Job => From the entries below, gather each line containing the word "Cumulated".

** BEGIN Records provided **

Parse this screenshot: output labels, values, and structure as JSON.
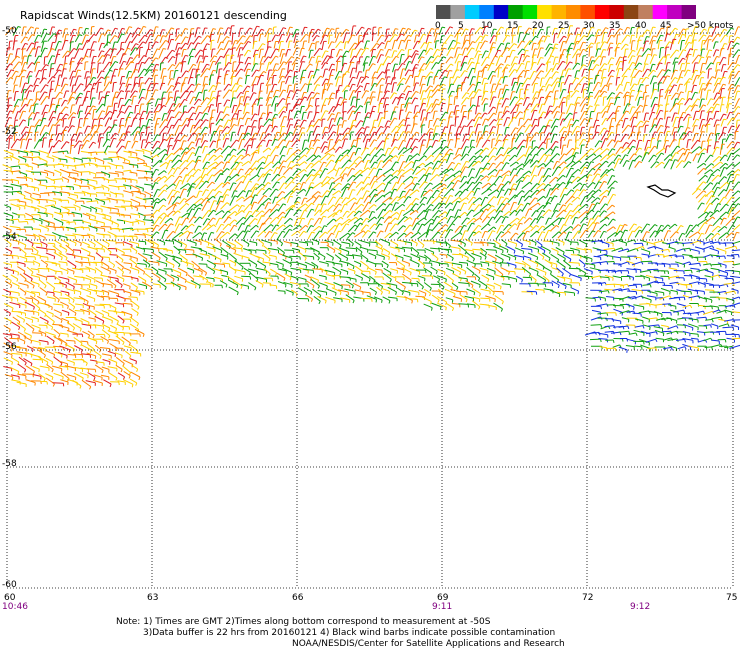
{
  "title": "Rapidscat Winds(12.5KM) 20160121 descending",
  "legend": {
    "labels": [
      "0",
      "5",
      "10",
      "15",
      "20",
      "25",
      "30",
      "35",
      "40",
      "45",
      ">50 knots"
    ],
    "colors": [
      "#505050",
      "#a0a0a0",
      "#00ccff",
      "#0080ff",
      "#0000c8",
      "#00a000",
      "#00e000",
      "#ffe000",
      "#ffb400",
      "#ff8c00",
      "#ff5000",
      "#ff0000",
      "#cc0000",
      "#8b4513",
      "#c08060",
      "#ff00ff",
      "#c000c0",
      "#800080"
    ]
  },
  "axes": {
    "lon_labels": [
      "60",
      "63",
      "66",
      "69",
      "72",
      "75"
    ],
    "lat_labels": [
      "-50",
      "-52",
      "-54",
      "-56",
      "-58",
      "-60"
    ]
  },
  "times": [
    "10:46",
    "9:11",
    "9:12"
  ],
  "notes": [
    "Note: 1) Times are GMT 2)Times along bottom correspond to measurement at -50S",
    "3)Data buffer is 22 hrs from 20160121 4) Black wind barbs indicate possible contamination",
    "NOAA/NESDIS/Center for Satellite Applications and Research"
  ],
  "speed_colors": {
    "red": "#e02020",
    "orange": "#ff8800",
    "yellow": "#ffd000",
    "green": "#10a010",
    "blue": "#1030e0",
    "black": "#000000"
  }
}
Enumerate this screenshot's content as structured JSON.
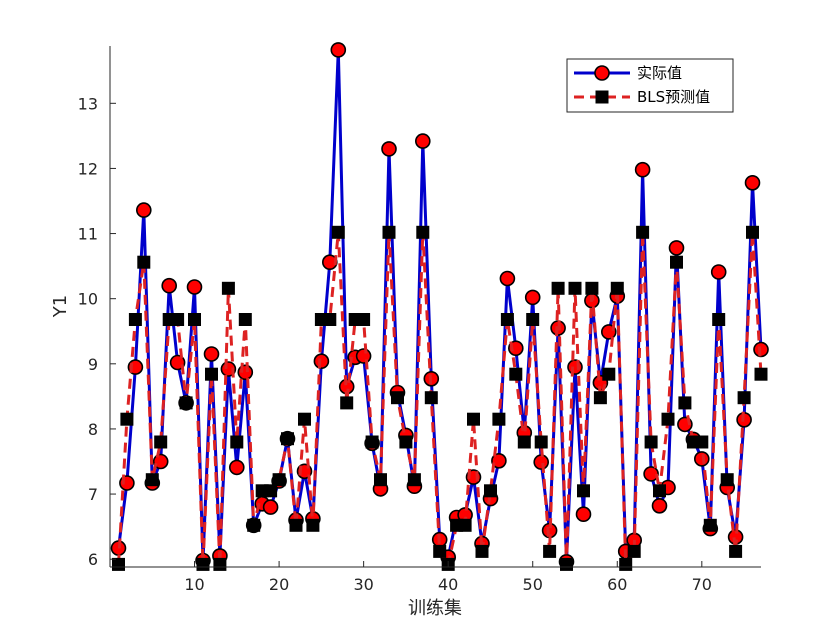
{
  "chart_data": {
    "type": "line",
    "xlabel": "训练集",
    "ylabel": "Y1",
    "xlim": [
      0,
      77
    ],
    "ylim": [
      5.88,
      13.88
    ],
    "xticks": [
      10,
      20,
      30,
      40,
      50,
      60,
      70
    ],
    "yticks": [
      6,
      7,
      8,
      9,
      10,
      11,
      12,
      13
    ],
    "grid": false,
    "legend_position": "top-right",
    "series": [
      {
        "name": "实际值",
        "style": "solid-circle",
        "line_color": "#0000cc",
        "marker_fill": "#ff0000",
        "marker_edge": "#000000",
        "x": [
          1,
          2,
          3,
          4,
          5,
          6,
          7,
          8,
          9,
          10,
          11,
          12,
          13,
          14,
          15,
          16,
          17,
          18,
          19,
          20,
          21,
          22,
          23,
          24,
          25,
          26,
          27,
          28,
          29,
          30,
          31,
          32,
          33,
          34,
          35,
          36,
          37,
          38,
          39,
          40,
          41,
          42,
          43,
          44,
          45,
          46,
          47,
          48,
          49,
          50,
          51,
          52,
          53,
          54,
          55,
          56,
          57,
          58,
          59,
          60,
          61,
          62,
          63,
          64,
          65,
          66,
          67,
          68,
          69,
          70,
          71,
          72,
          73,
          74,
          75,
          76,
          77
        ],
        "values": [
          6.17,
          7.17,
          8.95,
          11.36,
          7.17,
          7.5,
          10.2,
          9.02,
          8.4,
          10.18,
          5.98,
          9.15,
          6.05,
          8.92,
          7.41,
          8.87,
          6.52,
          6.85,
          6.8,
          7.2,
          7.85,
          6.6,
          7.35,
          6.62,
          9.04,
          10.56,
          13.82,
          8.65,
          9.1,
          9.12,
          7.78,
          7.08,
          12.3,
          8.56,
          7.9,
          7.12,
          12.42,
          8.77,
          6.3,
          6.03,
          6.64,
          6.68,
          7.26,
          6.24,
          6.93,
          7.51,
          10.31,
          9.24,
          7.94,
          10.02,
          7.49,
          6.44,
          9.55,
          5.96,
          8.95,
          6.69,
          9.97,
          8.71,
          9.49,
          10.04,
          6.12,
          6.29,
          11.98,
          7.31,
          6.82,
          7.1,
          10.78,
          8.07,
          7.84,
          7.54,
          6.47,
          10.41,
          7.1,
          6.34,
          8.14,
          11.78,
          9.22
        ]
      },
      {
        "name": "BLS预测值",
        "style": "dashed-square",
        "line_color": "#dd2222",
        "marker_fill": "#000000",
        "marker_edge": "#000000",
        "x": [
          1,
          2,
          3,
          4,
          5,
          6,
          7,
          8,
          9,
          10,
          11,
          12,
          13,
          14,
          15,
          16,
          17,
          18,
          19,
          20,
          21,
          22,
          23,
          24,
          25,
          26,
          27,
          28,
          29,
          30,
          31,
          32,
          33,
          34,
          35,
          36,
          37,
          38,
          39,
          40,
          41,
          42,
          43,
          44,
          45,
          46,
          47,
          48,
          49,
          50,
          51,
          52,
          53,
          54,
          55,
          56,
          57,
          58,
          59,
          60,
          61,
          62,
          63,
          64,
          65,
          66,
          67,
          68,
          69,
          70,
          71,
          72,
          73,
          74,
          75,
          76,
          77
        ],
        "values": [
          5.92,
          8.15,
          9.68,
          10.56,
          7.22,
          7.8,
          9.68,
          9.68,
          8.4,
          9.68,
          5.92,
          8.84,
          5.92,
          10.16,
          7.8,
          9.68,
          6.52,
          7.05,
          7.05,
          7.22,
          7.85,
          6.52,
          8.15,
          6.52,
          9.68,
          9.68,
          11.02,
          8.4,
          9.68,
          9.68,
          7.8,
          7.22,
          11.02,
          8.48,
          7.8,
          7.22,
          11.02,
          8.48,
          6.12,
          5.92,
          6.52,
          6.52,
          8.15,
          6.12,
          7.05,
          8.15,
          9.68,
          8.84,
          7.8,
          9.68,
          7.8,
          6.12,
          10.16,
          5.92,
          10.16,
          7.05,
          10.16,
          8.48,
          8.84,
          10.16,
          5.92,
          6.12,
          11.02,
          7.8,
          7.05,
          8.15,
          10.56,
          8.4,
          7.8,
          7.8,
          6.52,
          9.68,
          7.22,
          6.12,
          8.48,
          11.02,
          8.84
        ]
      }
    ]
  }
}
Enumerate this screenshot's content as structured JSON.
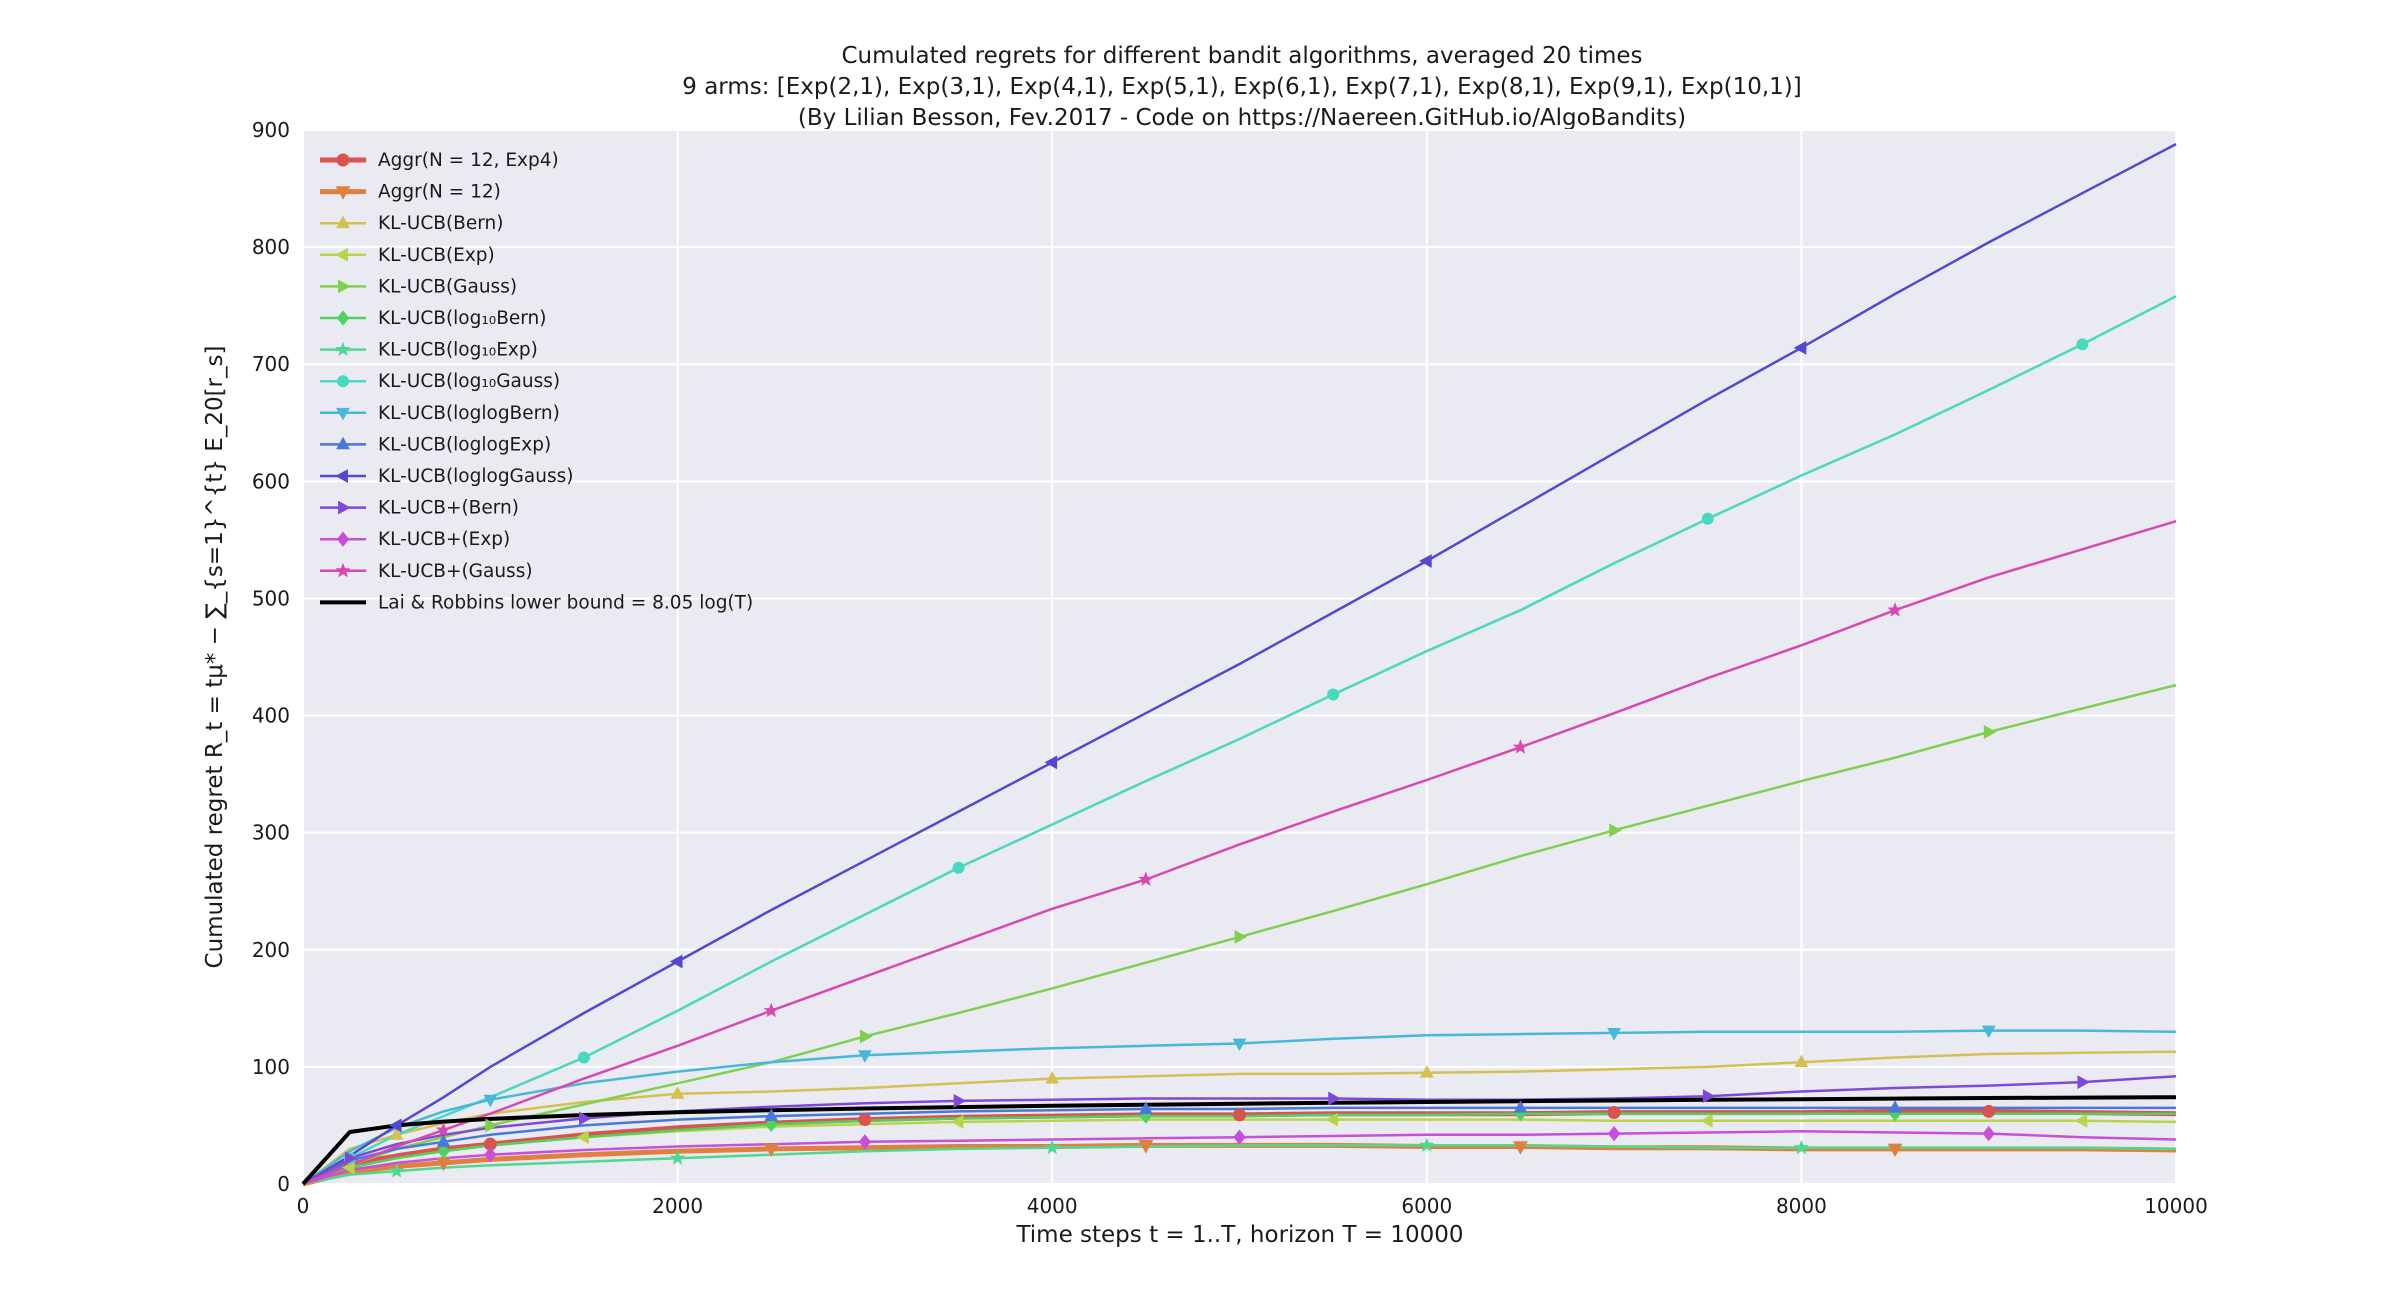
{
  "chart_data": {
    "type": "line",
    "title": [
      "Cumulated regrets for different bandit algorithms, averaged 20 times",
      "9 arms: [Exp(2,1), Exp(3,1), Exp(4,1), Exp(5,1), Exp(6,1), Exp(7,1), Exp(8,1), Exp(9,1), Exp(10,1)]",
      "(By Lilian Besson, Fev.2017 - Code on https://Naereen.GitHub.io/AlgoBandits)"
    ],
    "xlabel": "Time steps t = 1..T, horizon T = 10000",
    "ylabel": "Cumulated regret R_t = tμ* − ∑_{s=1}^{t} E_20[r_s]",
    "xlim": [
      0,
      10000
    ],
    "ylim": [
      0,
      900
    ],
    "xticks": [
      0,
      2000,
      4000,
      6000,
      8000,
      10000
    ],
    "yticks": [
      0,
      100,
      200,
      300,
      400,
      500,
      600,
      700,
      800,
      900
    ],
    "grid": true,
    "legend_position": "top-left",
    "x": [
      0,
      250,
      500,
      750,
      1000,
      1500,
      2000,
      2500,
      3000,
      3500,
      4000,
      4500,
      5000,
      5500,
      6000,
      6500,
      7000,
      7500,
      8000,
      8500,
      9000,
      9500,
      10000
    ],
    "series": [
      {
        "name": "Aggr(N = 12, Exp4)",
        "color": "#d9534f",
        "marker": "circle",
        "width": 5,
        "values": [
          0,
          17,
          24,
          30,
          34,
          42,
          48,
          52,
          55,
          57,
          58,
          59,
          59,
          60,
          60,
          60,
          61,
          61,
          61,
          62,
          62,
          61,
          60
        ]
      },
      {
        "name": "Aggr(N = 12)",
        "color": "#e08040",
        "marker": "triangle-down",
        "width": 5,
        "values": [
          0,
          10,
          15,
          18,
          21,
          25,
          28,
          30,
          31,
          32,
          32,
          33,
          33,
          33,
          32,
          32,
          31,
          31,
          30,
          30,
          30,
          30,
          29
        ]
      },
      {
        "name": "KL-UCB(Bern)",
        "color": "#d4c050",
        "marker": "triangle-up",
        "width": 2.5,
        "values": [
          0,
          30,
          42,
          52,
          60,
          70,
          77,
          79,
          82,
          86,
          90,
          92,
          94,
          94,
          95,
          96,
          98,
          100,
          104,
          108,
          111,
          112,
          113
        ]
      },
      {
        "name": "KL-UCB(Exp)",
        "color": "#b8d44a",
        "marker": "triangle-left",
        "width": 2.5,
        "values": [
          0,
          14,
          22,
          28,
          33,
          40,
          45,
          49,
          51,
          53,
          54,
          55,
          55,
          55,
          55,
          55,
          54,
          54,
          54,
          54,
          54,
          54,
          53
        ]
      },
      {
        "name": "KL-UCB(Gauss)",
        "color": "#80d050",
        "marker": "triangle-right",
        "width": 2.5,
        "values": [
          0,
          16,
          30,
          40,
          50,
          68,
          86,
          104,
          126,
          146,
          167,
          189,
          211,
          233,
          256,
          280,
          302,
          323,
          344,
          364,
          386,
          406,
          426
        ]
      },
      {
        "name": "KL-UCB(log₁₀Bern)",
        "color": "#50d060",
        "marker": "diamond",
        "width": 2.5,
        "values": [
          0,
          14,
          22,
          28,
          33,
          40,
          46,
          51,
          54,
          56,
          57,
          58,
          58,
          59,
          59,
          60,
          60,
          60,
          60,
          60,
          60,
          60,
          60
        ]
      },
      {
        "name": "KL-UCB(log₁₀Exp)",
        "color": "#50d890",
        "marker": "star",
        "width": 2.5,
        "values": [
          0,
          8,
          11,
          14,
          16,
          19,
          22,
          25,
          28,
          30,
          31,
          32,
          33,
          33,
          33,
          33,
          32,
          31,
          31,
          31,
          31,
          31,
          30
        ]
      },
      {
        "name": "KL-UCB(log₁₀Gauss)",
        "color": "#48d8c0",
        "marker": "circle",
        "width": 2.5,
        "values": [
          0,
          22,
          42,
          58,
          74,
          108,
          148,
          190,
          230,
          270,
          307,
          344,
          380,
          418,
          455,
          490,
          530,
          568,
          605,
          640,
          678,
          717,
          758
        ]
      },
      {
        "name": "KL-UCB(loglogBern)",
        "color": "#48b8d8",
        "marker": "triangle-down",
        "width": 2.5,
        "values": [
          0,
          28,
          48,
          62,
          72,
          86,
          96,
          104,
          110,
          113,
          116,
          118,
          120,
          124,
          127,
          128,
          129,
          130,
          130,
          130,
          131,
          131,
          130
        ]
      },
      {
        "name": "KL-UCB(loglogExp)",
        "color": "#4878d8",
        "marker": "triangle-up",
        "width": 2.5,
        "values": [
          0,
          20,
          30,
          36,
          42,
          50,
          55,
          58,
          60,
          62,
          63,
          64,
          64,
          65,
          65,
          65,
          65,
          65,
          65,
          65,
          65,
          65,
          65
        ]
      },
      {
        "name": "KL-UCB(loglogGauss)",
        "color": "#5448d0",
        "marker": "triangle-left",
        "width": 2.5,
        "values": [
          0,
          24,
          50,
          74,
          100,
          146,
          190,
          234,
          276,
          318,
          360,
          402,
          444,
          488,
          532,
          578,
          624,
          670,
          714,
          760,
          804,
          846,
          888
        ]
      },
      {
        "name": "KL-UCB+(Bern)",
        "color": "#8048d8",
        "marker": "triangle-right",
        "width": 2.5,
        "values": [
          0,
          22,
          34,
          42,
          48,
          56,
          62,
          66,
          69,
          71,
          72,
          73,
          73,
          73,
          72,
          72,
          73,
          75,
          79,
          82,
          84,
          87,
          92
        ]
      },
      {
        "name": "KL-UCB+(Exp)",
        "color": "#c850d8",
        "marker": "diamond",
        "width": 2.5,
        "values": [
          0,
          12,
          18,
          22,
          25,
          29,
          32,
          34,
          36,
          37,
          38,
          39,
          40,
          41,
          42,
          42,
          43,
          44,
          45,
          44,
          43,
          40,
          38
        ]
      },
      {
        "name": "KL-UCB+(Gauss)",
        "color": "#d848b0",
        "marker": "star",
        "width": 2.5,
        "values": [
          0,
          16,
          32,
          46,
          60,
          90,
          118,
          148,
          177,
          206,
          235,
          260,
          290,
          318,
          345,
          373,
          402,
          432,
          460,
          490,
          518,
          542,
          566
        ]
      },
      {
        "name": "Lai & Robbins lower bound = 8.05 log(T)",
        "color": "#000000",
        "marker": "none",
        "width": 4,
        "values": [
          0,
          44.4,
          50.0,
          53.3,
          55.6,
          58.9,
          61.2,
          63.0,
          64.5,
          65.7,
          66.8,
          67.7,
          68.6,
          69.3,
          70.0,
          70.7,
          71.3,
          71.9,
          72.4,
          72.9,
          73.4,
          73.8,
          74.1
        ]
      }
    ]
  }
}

** END Records provided **

Exercise result =>
      "Cumulated regrets for different bandit algorithms, averaged 20 times",
    "ylabel": "Cumulated regret R_t = tμ* − ∑_{s=1}^{t} E_20[r_s]",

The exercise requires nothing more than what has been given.